#### REQUIRED TASK
Without including any images, reproduce each entry exactly.

▼▼▼

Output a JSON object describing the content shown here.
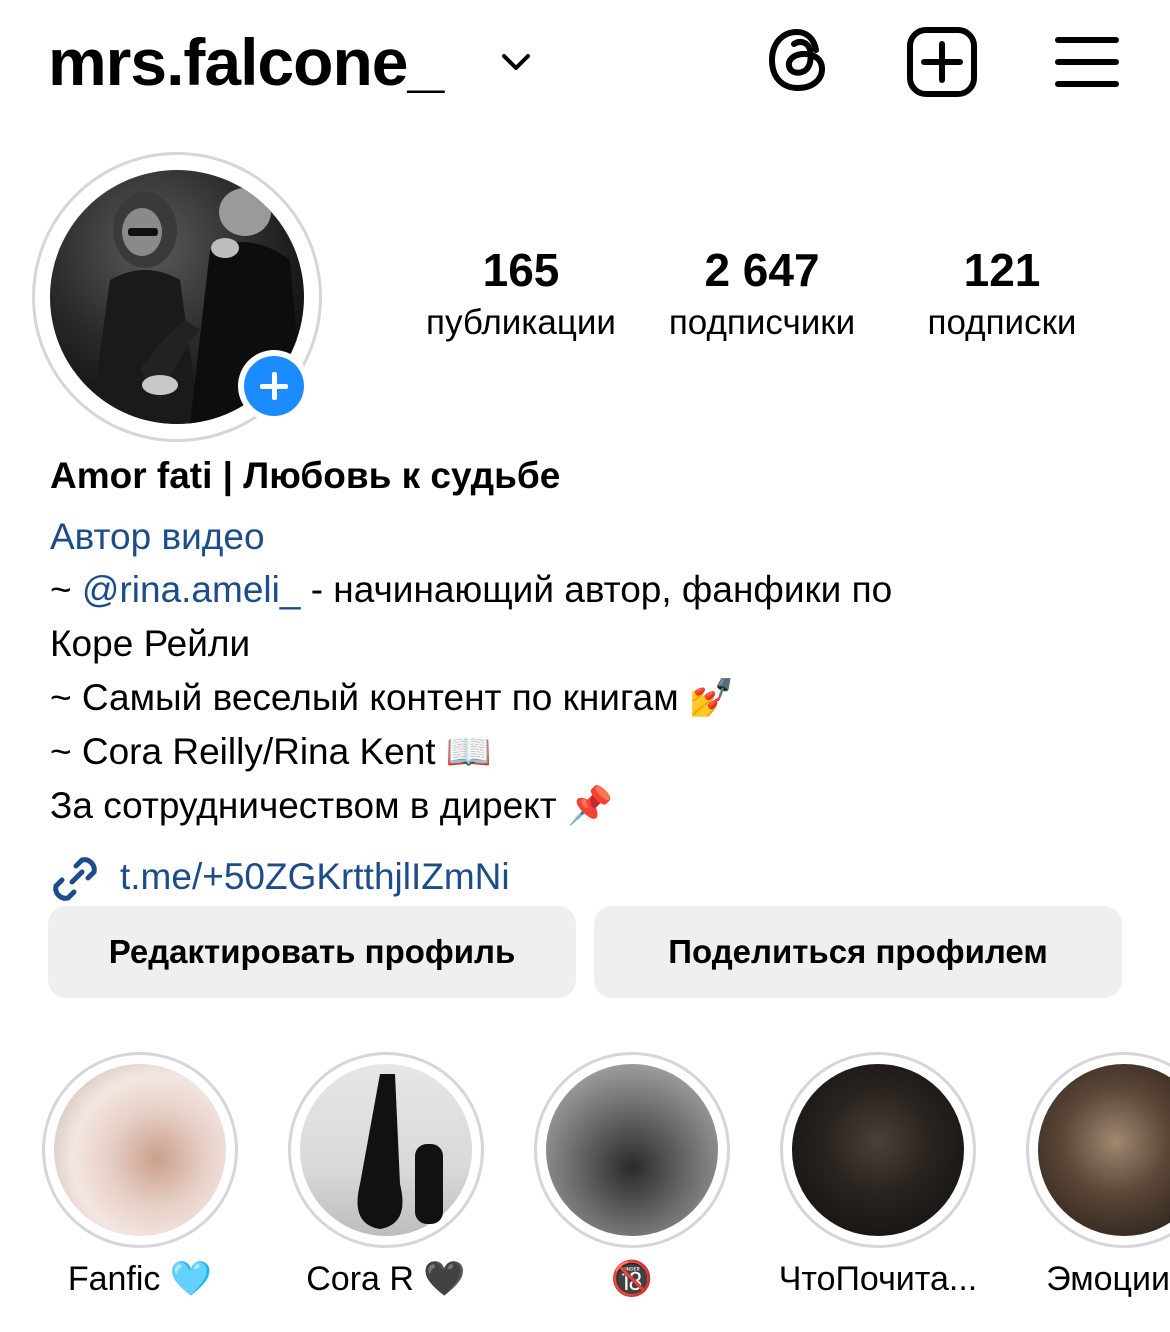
{
  "header": {
    "username": "mrs.falcone_"
  },
  "stats": [
    {
      "value": "165",
      "label": "публикации"
    },
    {
      "value": "2 647",
      "label": "подписчики"
    },
    {
      "value": "121",
      "label": "подписки"
    }
  ],
  "bio": {
    "name": "Amor fati | Любовь к судьбе",
    "category": "Автор видео",
    "line1_prefix": "~ ",
    "line1_mention": "@rina.ameli_",
    "line1_suffix": "  - начинающий автор, фанфики по",
    "line2": "Коре Рейли",
    "line3": "~ Самый веселый контент по книгам 💅",
    "line4": "~ Cora Reilly/Rina Kent 📖",
    "line5": "За сотрудничеством в директ 📌",
    "link": "t.me/+50ZGKrtthjlIZmNi"
  },
  "buttons": {
    "edit": "Редактировать профиль",
    "share": "Поделиться профилем"
  },
  "highlights": [
    {
      "label": "Fanfic 🩵"
    },
    {
      "label": "Cora R 🖤"
    },
    {
      "label": "🔞"
    },
    {
      "label": "ЧтоПочита..."
    },
    {
      "label": "Эмоции"
    }
  ],
  "colors": {
    "link_blue": "#1c4d8a",
    "add_badge": "#1a8cff",
    "button_bg": "#efeff1"
  },
  "icons": {
    "header": [
      "chevron-down-icon",
      "threads-icon",
      "plus-square-icon",
      "menu-icon"
    ],
    "bio": [
      "link-icon"
    ]
  }
}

▲▲▲

#### EXERCISE RESPONSE
Output a JSON object describing the content shown here.
{
  "header": {
    "username": "mrs.falcone_"
  },
  "stats": [
    {
      "value": "165",
      "label": "публикации"
    },
    {
      "value": "2 647",
      "label": "подписчики"
    },
    {
      "value": "121",
      "label": "подписки"
    }
  ],
  "bio": {
    "name": "Amor fati | Любовь к судьбе",
    "category": "Автор видео",
    "line1_prefix": "~ ",
    "line1_mention": "@rina.ameli_",
    "line1_suffix": "  - начинающий автор, фанфики по",
    "line2": "Коре Рейли",
    "line3": "~ Самый веселый контент по книгам 💅",
    "line4": "~ Cora Reilly/Rina Kent 📖",
    "line5": "За сотрудничеством в директ 📌",
    "link": "t.me/+50ZGKrtthjlIZmNi"
  },
  "buttons": {
    "edit": "Редактировать профиль",
    "share": "Поделиться профилем"
  },
  "highlights": [
    {
      "label": "Fanfic 🩵"
    },
    {
      "label": "Cora R 🖤"
    },
    {
      "label": "🔞"
    },
    {
      "label": "ЧтоПочита..."
    },
    {
      "label": "Эмоции"
    }
  ],
  "colors": {
    "link_blue": "#1c4d8a",
    "add_badge": "#1a8cff",
    "button_bg": "#efeff1"
  },
  "icons": {
    "header": [
      "chevron-down-icon",
      "threads-icon",
      "plus-square-icon",
      "menu-icon"
    ],
    "bio": [
      "link-icon"
    ]
  }
}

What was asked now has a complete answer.